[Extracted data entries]
....
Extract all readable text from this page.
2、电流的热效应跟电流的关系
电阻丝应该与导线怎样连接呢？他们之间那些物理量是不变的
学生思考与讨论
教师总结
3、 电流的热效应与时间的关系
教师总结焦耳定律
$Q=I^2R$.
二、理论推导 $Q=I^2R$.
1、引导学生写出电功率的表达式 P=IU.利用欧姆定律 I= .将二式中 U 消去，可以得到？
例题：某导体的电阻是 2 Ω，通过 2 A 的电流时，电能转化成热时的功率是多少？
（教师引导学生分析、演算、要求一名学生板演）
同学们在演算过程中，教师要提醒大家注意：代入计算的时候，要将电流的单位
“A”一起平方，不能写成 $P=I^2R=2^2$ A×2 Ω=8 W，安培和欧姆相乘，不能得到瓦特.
....
▸ What is required
Go through the data and return every record exactly.

▸ Final result
Extract all readable text from this page.
2、电流的热效应跟电流的关系
电阻丝应该与导线怎样连接呢？他们之间那些物理量是不变的
学生思考与讨论
教师总结
3、 电流的热效应与时间的关系
教师总结焦耳定律
$Q=I^2R$.
二、理论推导 $Q=I^2R$.
1、引导学生写出电功率的表达式 P=IU.利用欧姆定律 I= .将二式中 U 消去，可以得到？
例题：某导体的电阻是 2 Ω，通过 2 A 的电流时，电能转化成热时的功率是多少？
（教师引导学生分析、演算、要求一名学生板演）
同学们在演算过程中，教师要提醒大家注意：代入计算的时候，要将电流的单位
“A”一起平方，不能写成 $P=I^2R=2^2$ A×2 Ω=8 W，安培和欧姆相乘，不能得到瓦特.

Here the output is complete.